++++ Exercise inputs ++++

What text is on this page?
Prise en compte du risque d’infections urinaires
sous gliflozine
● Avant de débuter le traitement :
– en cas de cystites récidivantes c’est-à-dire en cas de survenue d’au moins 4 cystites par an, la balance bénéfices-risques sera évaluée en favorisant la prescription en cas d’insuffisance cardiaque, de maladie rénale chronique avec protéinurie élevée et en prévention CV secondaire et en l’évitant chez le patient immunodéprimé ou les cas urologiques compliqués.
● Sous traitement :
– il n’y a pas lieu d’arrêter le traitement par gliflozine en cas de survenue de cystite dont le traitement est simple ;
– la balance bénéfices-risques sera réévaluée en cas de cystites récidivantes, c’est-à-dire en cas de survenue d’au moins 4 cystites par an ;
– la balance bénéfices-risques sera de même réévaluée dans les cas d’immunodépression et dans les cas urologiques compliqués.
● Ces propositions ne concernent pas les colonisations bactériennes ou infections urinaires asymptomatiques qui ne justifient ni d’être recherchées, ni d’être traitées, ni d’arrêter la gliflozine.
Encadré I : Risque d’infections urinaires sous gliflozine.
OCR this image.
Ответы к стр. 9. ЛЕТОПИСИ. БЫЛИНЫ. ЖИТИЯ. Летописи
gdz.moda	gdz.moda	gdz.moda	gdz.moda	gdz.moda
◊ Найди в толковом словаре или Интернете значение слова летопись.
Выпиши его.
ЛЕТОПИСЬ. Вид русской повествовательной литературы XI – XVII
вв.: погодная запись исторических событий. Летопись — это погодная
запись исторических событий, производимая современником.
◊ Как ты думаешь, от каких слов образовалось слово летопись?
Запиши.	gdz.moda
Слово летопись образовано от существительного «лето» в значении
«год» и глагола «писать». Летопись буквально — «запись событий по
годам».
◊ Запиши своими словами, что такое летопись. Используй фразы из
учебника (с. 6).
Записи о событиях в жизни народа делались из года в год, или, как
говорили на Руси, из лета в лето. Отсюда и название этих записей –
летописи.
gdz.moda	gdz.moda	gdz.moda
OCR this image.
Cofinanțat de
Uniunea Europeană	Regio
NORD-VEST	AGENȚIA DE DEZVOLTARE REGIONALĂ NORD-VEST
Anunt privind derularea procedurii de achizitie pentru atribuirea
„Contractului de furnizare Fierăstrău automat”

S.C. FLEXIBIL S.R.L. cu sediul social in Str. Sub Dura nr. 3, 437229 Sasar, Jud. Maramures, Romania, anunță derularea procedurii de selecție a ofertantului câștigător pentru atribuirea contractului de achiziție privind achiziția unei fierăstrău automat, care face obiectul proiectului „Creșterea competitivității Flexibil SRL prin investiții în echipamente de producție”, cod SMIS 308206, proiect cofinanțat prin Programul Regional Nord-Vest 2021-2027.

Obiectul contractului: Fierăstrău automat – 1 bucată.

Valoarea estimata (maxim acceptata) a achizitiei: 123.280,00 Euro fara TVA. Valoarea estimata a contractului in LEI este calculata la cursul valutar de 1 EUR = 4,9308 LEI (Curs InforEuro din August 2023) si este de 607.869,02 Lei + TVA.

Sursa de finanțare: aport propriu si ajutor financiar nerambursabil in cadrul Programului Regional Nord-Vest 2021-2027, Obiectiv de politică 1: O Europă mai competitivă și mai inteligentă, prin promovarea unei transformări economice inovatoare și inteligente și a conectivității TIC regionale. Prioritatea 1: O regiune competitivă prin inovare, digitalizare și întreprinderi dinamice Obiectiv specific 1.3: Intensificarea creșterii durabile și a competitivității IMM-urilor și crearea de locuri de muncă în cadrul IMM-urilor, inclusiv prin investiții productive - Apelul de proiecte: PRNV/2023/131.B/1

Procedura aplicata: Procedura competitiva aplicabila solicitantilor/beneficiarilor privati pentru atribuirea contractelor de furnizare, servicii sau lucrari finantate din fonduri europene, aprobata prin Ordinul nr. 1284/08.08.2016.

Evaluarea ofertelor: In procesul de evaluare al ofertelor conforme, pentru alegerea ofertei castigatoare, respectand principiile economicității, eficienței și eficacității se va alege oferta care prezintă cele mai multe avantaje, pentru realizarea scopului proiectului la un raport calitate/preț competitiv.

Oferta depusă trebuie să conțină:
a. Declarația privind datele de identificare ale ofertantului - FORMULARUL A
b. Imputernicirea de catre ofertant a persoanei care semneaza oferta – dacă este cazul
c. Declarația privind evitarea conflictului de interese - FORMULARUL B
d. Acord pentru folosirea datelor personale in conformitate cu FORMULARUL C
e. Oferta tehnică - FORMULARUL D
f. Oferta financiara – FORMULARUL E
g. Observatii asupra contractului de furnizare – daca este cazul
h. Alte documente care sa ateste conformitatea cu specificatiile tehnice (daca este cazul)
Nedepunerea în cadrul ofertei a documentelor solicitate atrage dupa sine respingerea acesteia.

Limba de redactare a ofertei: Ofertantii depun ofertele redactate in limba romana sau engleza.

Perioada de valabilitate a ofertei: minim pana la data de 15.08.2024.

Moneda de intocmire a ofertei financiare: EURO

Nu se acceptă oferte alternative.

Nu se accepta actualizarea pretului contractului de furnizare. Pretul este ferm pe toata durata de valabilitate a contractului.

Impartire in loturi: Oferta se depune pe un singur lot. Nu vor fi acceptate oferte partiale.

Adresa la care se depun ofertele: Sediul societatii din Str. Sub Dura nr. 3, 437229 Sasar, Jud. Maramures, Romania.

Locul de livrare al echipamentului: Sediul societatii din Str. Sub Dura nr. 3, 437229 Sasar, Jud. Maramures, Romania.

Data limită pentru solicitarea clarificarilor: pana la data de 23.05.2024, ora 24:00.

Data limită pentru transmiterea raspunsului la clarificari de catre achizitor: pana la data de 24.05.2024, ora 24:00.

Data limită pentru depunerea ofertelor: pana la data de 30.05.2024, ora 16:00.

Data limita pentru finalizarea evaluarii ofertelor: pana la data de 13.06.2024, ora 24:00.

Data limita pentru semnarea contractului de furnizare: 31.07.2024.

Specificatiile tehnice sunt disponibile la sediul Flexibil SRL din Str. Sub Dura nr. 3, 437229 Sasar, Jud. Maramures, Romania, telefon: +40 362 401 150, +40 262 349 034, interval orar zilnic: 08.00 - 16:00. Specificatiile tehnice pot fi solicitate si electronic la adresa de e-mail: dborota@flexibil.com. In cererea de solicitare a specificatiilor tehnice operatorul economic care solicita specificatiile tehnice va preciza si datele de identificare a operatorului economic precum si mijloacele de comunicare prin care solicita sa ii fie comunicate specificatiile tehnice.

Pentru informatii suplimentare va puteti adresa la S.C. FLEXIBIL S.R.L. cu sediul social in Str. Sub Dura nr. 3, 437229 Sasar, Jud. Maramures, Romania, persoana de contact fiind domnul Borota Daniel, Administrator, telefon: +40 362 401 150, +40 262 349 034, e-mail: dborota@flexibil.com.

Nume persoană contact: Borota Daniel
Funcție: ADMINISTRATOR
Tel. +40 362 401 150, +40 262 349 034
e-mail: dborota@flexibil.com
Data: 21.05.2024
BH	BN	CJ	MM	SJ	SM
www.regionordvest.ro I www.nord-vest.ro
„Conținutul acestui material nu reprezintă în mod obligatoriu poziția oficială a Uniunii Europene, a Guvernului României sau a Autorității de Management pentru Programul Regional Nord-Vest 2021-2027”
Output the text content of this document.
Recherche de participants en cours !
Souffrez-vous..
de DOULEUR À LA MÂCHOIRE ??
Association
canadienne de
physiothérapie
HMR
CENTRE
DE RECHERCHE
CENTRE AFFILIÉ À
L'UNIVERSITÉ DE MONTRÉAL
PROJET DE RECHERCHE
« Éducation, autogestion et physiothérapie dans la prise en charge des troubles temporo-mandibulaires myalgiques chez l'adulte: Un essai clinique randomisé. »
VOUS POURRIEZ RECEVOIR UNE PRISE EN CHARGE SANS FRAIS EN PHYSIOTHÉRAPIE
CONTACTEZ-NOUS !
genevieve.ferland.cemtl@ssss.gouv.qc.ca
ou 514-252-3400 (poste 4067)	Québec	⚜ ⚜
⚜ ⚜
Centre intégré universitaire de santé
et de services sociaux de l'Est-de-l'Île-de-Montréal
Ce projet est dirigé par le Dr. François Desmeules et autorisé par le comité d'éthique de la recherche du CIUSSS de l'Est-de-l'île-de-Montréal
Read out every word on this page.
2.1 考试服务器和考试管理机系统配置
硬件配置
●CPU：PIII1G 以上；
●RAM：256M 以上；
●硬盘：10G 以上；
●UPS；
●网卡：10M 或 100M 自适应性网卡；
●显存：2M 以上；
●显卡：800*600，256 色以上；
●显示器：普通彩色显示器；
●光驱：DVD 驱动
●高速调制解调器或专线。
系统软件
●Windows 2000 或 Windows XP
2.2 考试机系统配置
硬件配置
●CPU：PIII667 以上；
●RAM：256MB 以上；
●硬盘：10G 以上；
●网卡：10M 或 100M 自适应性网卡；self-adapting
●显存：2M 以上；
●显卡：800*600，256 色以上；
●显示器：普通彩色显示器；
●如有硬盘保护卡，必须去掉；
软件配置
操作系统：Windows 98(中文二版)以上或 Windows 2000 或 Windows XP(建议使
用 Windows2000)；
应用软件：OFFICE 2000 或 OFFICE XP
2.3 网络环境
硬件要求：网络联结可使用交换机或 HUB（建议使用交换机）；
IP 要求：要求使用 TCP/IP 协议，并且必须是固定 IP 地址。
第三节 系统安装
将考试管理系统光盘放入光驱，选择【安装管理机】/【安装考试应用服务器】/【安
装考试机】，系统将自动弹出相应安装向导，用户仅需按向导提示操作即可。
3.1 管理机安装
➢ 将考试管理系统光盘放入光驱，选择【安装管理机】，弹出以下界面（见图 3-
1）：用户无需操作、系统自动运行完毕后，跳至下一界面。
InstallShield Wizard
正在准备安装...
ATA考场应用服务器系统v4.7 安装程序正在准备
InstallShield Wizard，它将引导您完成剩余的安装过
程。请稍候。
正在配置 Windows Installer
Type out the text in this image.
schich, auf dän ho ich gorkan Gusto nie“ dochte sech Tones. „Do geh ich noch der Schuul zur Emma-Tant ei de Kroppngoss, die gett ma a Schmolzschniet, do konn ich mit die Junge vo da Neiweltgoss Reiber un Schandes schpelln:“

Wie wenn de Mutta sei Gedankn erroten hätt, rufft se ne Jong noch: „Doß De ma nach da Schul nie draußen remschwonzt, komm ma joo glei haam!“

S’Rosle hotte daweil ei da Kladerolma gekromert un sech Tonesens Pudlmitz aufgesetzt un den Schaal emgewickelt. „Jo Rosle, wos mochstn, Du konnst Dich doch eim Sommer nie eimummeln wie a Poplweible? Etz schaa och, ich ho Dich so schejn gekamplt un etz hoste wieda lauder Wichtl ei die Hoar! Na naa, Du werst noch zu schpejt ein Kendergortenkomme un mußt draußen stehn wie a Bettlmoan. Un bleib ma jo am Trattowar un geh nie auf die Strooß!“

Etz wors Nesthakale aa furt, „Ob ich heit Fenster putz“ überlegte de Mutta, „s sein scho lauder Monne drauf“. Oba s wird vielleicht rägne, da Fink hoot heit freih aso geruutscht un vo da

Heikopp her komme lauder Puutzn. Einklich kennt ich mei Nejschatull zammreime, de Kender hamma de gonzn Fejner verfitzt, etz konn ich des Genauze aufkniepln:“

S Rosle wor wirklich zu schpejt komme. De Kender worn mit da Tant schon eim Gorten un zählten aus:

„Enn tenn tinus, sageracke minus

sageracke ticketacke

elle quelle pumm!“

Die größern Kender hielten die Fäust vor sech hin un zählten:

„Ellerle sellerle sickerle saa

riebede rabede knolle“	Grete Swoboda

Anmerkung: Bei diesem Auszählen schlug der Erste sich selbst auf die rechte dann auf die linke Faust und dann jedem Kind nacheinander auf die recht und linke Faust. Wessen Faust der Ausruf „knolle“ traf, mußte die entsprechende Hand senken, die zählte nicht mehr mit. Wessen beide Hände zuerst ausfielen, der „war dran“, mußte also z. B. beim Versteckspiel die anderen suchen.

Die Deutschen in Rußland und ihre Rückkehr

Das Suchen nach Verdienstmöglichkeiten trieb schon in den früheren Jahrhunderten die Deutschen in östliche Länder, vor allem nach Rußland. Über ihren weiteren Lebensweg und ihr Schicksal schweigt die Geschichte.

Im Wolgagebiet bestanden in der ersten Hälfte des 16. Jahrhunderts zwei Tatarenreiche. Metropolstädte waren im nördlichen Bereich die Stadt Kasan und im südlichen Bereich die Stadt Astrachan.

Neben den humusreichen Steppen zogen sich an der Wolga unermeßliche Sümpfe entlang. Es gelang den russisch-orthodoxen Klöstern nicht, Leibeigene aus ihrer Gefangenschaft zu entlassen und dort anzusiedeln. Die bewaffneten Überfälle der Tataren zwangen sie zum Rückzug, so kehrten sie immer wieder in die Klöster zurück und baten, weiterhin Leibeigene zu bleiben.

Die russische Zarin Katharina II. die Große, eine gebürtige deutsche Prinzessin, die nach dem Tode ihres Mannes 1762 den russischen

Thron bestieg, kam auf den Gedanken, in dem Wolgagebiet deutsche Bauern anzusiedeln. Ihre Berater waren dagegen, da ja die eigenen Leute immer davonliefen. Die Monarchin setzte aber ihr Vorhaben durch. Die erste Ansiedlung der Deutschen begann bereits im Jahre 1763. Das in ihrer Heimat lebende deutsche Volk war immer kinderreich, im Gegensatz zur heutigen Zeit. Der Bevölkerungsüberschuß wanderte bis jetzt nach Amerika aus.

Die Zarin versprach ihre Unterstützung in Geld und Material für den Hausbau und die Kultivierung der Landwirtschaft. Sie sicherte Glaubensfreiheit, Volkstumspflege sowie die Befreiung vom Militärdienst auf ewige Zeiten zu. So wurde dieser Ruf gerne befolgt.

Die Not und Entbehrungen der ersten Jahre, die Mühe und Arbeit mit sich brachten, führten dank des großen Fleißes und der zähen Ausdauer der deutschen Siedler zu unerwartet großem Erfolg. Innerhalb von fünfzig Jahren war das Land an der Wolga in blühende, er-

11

++++

> Task directions: Each line of the material that holds the string "ofertelor" counts once; give the total alone.

> Answer in full: 3